> _Text section_:
■ ■ ■

Profiting From Imprisonment

Maori Party Smoothes The Way For Private Prisons

- by John Minto

New Zealand is out on its own with penal policy. We are second only to the United States in imprisonment rates and doing our best to catch the world leaders in high crime and ineffectual punishment. Just how we came to this pathetic position is the result of successful campaigns to demonise the victims of our free market, neo-liberal economic policies. The old saying that prisons are where the big criminals sent all the little criminals has never had better relevance in New Zealand before.

Over the past 25 years the standard of living of the poorest New Zealanders has dropped. The New Zealand Herald (23/6/09) reviewed information from Statistics New Zealand which shows wage earners in the poorest areas of Auckland such as Otara having had an increase in income of 3% over this period after adjusting for inflation. Meanwhile in Auckland’s wealthiest suburbs – St Mary’s Bay and St Heliers – average incomes were up 39% and 30% respectively. On the surface it doesn’t look so bad because at least the poorest have had an increase. However this has been masked by the much longer hours of work that families work to achieve that 3% increase in income. As those on the lowest wages were hammered in the 1990s the degree of income loss was masked with women entering the workforce to bolster family income and a big increase in hours worked by family members on low paid, part-time jobs.

■ ■ ■

Element and region data:
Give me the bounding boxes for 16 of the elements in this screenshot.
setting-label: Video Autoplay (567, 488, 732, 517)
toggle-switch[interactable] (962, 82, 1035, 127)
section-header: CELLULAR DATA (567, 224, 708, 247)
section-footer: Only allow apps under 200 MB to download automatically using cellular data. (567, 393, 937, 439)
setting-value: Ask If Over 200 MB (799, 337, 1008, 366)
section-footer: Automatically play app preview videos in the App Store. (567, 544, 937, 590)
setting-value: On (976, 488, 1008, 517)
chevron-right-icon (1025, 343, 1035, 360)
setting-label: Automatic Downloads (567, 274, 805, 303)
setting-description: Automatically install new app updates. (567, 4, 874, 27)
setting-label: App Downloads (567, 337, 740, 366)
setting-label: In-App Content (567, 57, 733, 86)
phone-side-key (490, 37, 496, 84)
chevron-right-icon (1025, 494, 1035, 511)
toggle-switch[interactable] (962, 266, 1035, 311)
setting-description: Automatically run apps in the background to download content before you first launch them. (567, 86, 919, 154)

■ ■ ■

> _Given instruction_:
Condense the paragraph beginning "Over the past 25 years" in the article on private prisons into a short bulleted list that keeps its main facts.

> _Written response_:
- Over the past 25 years, the poorest New Zealanders' standard of living has dropped.
- The New Zealand Herald (23/6/09), reviewing Statistics New Zealand information, found that wage earners in Auckland's poorest areas, such as Otara, had an inflation-adjusted income increase of 3% over this period.
- Average incomes in Auckland's wealthiest suburbs rose 39% in St Mary's Bay and 30% in St Heliers.
- The 3% increase was masked by the much longer hours families worked to achieve it.
- In the 1990s, income loss among the lowest paid was masked by women entering the workforce and by family members working many more hours in low-paid, part-time jobs.